EXERCISE PROMPT: Your task is to copy the material exactly.

RECORDED INFORMATION:
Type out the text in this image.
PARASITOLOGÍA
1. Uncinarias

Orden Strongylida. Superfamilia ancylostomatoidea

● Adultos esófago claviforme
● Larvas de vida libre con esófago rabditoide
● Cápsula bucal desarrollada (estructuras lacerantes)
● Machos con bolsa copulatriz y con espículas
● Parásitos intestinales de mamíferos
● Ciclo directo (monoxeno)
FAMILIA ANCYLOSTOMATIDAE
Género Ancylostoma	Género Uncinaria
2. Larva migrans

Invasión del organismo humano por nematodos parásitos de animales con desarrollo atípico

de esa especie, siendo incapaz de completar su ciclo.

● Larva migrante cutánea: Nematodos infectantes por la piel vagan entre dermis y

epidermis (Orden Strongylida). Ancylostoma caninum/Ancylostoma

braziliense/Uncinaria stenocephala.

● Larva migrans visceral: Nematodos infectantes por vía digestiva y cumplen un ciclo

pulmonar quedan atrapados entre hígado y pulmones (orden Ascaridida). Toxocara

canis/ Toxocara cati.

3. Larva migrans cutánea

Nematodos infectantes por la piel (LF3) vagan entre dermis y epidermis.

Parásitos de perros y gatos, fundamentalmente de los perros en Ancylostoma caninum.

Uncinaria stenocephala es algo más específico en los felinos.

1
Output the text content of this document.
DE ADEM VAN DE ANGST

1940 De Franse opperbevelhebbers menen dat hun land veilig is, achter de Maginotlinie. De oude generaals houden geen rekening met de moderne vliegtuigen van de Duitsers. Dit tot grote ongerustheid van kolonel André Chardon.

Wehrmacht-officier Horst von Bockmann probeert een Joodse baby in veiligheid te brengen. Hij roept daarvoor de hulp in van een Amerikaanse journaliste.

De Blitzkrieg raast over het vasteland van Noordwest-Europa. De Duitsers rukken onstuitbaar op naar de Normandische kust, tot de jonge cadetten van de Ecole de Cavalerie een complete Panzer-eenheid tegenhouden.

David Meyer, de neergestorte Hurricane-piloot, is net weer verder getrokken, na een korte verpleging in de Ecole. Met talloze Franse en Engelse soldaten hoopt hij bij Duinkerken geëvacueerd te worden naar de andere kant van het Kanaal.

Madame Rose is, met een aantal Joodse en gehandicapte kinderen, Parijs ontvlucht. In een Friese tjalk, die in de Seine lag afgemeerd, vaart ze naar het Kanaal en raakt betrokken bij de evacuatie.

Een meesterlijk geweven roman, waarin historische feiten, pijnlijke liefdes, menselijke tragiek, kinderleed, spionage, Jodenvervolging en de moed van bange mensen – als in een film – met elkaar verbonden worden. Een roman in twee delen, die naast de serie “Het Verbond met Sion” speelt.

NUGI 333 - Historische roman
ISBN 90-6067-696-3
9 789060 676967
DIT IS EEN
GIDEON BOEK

ANSWER TO THE PROBLEM:
Type out the text in this image.
PARASITOLOGÍA
1. Uncinarias

Orden Strongylida. Superfamilia ancylostomatoidea

● Adultos esófago claviforme
● Larvas de vida libre con esófago rabditoide
● Cápsula bucal desarrollada (estructuras lacerantes)
● Machos con bolsa copulatriz y con espículas
● Parásitos intestinales de mamíferos
● Ciclo directo (monoxeno)
FAMILIA ANCYLOSTOMATIDAE
Género Ancylostoma	Género Uncinaria
2. Larva migrans

Invasión del organismo humano por nematodos parásitos de animales con desarrollo atípico

de esa especie, siendo incapaz de completar su ciclo.

● Larva migrante cutánea: Nematodos infectantes por la piel vagan entre dermis y

epidermis (Orden Strongylida). Ancylostoma caninum/Ancylostoma

braziliense/Uncinaria stenocephala.

● Larva migrans visceral: Nematodos infectantes por vía digestiva y cumplen un ciclo

pulmonar quedan atrapados entre hígado y pulmones (orden Ascaridida). Toxocara

canis/ Toxocara cati.

3. Larva migrans cutánea

Nematodos infectantes por la piel (LF3) vagan entre dermis y epidermis.

Parásitos de perros y gatos, fundamentalmente de los perros en Ancylostoma caninum.

Uncinaria stenocephala es algo más específico en los felinos.

1
Output the text content of this document.
DE ADEM VAN DE ANGST

1940 De Franse opperbevelhebbers menen dat hun land veilig is, achter de Maginotlinie. De oude generaals houden geen rekening met de moderne vliegtuigen van de Duitsers. Dit tot grote ongerustheid van kolonel André Chardon.

Wehrmacht-officier Horst von Bockmann probeert een Joodse baby in veiligheid te brengen. Hij roept daarvoor de hulp in van een Amerikaanse journaliste.

De Blitzkrieg raast over het vasteland van Noordwest-Europa. De Duitsers rukken onstuitbaar op naar de Normandische kust, tot de jonge cadetten van de Ecole de Cavalerie een complete Panzer-eenheid tegenhouden.

David Meyer, de neergestorte Hurricane-piloot, is net weer verder getrokken, na een korte verpleging in de Ecole. Met talloze Franse en Engelse soldaten hoopt hij bij Duinkerken geëvacueerd te worden naar de andere kant van het Kanaal.

Madame Rose is, met een aantal Joodse en gehandicapte kinderen, Parijs ontvlucht. In een Friese tjalk, die in de Seine lag afgemeerd, vaart ze naar het Kanaal en raakt betrokken bij de evacuatie.

Een meesterlijk geweven roman, waarin historische feiten, pijnlijke liefdes, menselijke tragiek, kinderleed, spionage, Jodenvervolging en de moed van bange mensen – als in een film – met elkaar verbonden worden. Een roman in twee delen, die naast de serie “Het Verbond met Sion” speelt.

NUGI 333 - Historische roman
ISBN 90-6067-696-3
9 789060 676967
DIT IS EEN
GIDEON BOEK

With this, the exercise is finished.